------ RAW DATA ------

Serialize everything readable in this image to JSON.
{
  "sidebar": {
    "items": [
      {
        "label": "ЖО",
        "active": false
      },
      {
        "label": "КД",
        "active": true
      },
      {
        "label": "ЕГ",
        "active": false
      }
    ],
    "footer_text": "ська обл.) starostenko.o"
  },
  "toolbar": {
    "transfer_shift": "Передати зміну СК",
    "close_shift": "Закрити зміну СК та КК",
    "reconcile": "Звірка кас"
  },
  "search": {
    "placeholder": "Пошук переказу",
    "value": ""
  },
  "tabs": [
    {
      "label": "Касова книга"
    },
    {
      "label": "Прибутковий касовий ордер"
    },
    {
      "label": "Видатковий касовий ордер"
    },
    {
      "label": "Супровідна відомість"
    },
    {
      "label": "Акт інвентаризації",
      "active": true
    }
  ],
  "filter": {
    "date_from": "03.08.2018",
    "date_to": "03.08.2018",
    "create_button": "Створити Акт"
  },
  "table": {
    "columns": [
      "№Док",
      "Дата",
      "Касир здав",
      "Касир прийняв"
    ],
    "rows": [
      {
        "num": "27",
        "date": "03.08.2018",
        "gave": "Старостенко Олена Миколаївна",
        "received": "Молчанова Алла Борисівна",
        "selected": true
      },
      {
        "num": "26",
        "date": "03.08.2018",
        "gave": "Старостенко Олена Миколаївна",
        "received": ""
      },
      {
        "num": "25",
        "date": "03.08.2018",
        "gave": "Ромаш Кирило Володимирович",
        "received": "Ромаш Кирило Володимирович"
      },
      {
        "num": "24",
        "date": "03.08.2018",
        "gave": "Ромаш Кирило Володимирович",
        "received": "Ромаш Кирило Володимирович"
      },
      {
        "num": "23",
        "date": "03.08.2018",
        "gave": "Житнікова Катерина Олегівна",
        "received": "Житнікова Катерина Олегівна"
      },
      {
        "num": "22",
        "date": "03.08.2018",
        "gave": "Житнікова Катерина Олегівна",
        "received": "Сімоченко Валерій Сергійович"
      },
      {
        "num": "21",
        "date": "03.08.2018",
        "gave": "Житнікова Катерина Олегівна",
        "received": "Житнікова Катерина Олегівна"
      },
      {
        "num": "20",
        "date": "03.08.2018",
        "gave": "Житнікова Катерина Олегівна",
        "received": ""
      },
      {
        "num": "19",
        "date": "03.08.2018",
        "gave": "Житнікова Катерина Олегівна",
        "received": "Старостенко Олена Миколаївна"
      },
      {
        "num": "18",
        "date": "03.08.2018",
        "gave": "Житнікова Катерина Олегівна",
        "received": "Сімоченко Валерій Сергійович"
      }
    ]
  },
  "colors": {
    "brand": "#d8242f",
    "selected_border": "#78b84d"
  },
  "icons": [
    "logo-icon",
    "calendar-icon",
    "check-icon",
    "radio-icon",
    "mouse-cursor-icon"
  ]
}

------

- _YOUR GOAL_: Pick out the lines containing the string "касовий".

- _TASK OUTPUT_:
      "label": "Прибутковий касовий ордер"
      "label": "Видатковий касовий ордер"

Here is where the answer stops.